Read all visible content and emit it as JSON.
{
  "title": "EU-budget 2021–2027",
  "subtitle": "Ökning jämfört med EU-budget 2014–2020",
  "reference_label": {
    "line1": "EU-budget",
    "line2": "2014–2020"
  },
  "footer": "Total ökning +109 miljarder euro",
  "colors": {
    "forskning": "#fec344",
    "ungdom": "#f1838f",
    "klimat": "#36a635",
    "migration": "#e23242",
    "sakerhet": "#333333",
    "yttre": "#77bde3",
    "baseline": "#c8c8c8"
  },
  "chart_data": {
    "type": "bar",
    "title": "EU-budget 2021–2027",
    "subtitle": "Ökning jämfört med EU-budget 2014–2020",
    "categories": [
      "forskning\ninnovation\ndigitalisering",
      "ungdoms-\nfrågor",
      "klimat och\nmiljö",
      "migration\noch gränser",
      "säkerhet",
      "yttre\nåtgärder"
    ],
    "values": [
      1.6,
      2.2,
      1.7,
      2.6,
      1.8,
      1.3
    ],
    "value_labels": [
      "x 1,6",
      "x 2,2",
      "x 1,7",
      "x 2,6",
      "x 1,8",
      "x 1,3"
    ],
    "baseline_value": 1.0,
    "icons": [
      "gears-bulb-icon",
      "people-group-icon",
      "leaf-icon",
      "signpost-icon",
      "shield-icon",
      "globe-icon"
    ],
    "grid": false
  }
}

-*-*-

● Exercise prompt: Copy every line of the records above that contains "subtitle".

● Output of the task:
  "subtitle": "Ökning jämfört med EU-budget 2014–2020",
    "subtitle": "Ökning jämfört med EU-budget 2014–2020",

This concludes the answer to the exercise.